Set task
Provide the data again in its entirety, exactly as given.

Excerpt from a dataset
____
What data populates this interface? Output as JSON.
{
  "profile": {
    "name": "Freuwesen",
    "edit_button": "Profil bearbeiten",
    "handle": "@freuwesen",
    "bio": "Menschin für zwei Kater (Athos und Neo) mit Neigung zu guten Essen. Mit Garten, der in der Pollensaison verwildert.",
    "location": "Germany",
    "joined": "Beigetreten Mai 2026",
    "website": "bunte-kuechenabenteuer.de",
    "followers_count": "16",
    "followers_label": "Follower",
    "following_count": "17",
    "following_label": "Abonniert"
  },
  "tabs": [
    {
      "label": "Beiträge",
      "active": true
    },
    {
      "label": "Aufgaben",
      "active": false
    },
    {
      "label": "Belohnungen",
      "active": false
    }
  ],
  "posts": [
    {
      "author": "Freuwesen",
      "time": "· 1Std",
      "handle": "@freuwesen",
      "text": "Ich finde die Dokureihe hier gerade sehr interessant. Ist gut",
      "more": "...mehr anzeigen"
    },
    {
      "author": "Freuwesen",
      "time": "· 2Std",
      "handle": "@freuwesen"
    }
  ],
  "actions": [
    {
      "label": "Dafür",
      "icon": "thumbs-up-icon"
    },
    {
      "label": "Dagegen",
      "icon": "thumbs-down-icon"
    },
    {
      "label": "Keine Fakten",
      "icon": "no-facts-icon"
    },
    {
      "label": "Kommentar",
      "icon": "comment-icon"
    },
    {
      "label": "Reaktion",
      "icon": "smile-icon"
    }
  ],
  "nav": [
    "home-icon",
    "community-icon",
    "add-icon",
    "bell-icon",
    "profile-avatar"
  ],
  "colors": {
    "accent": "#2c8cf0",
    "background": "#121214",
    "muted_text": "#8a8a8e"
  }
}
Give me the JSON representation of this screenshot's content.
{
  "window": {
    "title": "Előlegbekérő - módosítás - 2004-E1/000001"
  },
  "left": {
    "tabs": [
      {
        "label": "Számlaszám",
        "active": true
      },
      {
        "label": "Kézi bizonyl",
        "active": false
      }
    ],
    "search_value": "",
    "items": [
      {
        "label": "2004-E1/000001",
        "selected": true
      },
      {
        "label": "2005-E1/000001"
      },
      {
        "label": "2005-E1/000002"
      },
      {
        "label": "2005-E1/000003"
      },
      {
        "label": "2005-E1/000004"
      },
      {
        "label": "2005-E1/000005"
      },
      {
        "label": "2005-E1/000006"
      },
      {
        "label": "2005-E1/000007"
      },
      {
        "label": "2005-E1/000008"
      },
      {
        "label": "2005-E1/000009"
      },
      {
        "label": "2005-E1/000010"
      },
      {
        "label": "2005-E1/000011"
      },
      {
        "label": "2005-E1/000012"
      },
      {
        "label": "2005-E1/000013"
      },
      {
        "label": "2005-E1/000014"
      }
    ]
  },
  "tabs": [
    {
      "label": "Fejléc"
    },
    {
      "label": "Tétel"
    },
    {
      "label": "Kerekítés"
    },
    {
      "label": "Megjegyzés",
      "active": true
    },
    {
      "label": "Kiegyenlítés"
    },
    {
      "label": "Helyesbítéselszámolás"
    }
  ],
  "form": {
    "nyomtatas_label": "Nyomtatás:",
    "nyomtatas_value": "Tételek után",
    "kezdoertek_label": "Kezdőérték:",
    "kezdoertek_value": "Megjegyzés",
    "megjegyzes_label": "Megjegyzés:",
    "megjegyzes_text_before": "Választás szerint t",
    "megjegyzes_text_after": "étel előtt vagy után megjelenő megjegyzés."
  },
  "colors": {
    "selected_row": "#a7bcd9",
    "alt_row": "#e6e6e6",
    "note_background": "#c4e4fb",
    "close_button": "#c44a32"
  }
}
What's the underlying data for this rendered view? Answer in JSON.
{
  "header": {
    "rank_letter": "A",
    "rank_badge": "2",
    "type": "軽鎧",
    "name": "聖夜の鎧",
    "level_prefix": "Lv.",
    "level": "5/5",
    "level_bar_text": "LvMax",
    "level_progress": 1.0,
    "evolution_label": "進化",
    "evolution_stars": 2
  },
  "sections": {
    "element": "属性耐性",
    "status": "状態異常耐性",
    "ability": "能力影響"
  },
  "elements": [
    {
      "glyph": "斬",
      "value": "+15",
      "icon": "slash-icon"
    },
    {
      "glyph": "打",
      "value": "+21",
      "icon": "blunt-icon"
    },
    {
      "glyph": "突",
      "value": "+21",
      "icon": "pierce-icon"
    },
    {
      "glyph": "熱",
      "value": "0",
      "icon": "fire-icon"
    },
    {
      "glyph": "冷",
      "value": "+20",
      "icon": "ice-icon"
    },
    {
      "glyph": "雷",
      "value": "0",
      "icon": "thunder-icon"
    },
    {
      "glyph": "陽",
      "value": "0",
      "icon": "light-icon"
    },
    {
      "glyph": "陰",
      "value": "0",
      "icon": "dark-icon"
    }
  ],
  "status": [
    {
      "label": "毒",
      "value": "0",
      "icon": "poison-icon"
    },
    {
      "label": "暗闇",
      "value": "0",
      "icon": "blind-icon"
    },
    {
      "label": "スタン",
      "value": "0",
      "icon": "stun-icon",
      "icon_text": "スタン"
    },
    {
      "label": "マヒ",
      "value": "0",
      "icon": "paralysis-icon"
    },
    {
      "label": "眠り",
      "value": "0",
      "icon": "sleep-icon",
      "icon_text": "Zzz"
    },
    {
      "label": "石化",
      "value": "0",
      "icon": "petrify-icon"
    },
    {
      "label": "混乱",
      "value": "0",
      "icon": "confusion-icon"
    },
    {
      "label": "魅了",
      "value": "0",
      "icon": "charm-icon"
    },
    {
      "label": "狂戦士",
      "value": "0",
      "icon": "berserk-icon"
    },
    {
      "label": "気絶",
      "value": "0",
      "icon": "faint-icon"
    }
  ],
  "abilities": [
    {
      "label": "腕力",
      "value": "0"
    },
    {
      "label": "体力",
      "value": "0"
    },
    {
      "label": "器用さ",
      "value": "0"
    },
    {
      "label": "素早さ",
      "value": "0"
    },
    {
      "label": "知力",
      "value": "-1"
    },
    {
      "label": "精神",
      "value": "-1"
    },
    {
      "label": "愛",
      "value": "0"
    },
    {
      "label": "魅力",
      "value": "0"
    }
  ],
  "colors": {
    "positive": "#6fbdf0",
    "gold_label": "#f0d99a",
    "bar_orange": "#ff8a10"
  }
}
____
Exercise solution
What data populates this interface? Output as JSON.
{
  "profile": {
    "name": "Freuwesen",
    "edit_button": "Profil bearbeiten",
    "handle": "@freuwesen",
    "bio": "Menschin für zwei Kater (Athos und Neo) mit Neigung zu guten Essen. Mit Garten, der in der Pollensaison verwildert.",
    "location": "Germany",
    "joined": "Beigetreten Mai 2026",
    "website": "bunte-kuechenabenteuer.de",
    "followers_count": "16",
    "followers_label": "Follower",
    "following_count": "17",
    "following_label": "Abonniert"
  },
  "tabs": [
    {
      "label": "Beiträge",
      "active": true
    },
    {
      "label": "Aufgaben",
      "active": false
    },
    {
      "label": "Belohnungen",
      "active": false
    }
  ],
  "posts": [
    {
      "author": "Freuwesen",
      "time": "· 1Std",
      "handle": "@freuwesen",
      "text": "Ich finde die Dokureihe hier gerade sehr interessant. Ist gut",
      "more": "...mehr anzeigen"
    },
    {
      "author": "Freuwesen",
      "time": "· 2Std",
      "handle": "@freuwesen"
    }
  ],
  "actions": [
    {
      "label": "Dafür",
      "icon": "thumbs-up-icon"
    },
    {
      "label": "Dagegen",
      "icon": "thumbs-down-icon"
    },
    {
      "label": "Keine Fakten",
      "icon": "no-facts-icon"
    },
    {
      "label": "Kommentar",
      "icon": "comment-icon"
    },
    {
      "label": "Reaktion",
      "icon": "smile-icon"
    }
  ],
  "nav": [
    "home-icon",
    "community-icon",
    "add-icon",
    "bell-icon",
    "profile-avatar"
  ],
  "colors": {
    "accent": "#2c8cf0",
    "background": "#121214",
    "muted_text": "#8a8a8e"
  }
}
Give me the JSON representation of this screenshot's content.
{
  "window": {
    "title": "Előlegbekérő - módosítás - 2004-E1/000001"
  },
  "left": {
    "tabs": [
      {
        "label": "Számlaszám",
        "active": true
      },
      {
        "label": "Kézi bizonyl",
        "active": false
      }
    ],
    "search_value": "",
    "items": [
      {
        "label": "2004-E1/000001",
        "selected": true
      },
      {
        "label": "2005-E1/000001"
      },
      {
        "label": "2005-E1/000002"
      },
      {
        "label": "2005-E1/000003"
      },
      {
        "label": "2005-E1/000004"
      },
      {
        "label": "2005-E1/000005"
      },
      {
        "label": "2005-E1/000006"
      },
      {
        "label": "2005-E1/000007"
      },
      {
        "label": "2005-E1/000008"
      },
      {
        "label": "2005-E1/000009"
      },
      {
        "label": "2005-E1/000010"
      },
      {
        "label": "2005-E1/000011"
      },
      {
        "label": "2005-E1/000012"
      },
      {
        "label": "2005-E1/000013"
      },
      {
        "label": "2005-E1/000014"
      }
    ]
  },
  "tabs": [
    {
      "label": "Fejléc"
    },
    {
      "label": "Tétel"
    },
    {
      "label": "Kerekítés"
    },
    {
      "label": "Megjegyzés",
      "active": true
    },
    {
      "label": "Kiegyenlítés"
    },
    {
      "label": "Helyesbítéselszámolás"
    }
  ],
  "form": {
    "nyomtatas_label": "Nyomtatás:",
    "nyomtatas_value": "Tételek után",
    "kezdoertek_label": "Kezdőérték:",
    "kezdoertek_value": "Megjegyzés",
    "megjegyzes_label": "Megjegyzés:",
    "megjegyzes_text_before": "Választás szerint t",
    "megjegyzes_text_after": "étel előtt vagy után megjelenő megjegyzés."
  },
  "colors": {
    "selected_row": "#a7bcd9",
    "alt_row": "#e6e6e6",
    "note_background": "#c4e4fb",
    "close_button": "#c44a32"
  }
}
What's the underlying data for this rendered view? Answer in JSON.
{
  "header": {
    "rank_letter": "A",
    "rank_badge": "2",
    "type": "軽鎧",
    "name": "聖夜の鎧",
    "level_prefix": "Lv.",
    "level": "5/5",
    "level_bar_text": "LvMax",
    "level_progress": 1.0,
    "evolution_label": "進化",
    "evolution_stars": 2
  },
  "sections": {
    "element": "属性耐性",
    "status": "状態異常耐性",
    "ability": "能力影響"
  },
  "elements": [
    {
      "glyph": "斬",
      "value": "+15",
      "icon": "slash-icon"
    },
    {
      "glyph": "打",
      "value": "+21",
      "icon": "blunt-icon"
    },
    {
      "glyph": "突",
      "value": "+21",
      "icon": "pierce-icon"
    },
    {
      "glyph": "熱",
      "value": "0",
      "icon": "fire-icon"
    },
    {
      "glyph": "冷",
      "value": "+20",
      "icon": "ice-icon"
    },
    {
      "glyph": "雷",
      "value": "0",
      "icon": "thunder-icon"
    },
    {
      "glyph": "陽",
      "value": "0",
      "icon": "light-icon"
    },
    {
      "glyph": "陰",
      "value": "0",
      "icon": "dark-icon"
    }
  ],
  "status": [
    {
      "label": "毒",
      "value": "0",
      "icon": "poison-icon"
    },
    {
      "label": "暗闇",
      "value": "0",
      "icon": "blind-icon"
    },
    {
      "label": "スタン",
      "value": "0",
      "icon": "stun-icon",
      "icon_text": "スタン"
    },
    {
      "label": "マヒ",
      "value": "0",
      "icon": "paralysis-icon"
    },
    {
      "label": "眠り",
      "value": "0",
      "icon": "sleep-icon",
      "icon_text": "Zzz"
    },
    {
      "label": "石化",
      "value": "0",
      "icon": "petrify-icon"
    },
    {
      "label": "混乱",
      "value": "0",
      "icon": "confusion-icon"
    },
    {
      "label": "魅了",
      "value": "0",
      "icon": "charm-icon"
    },
    {
      "label": "狂戦士",
      "value": "0",
      "icon": "berserk-icon"
    },
    {
      "label": "気絶",
      "value": "0",
      "icon": "faint-icon"
    }
  ],
  "abilities": [
    {
      "label": "腕力",
      "value": "0"
    },
    {
      "label": "体力",
      "value": "0"
    },
    {
      "label": "器用さ",
      "value": "0"
    },
    {
      "label": "素早さ",
      "value": "0"
    },
    {
      "label": "知力",
      "value": "-1"
    },
    {
      "label": "精神",
      "value": "-1"
    },
    {
      "label": "愛",
      "value": "0"
    },
    {
      "label": "魅力",
      "value": "0"
    }
  ],
  "colors": {
    "positive": "#6fbdf0",
    "gold_label": "#f0d99a",
    "bar_orange": "#ff8a10"
  }
}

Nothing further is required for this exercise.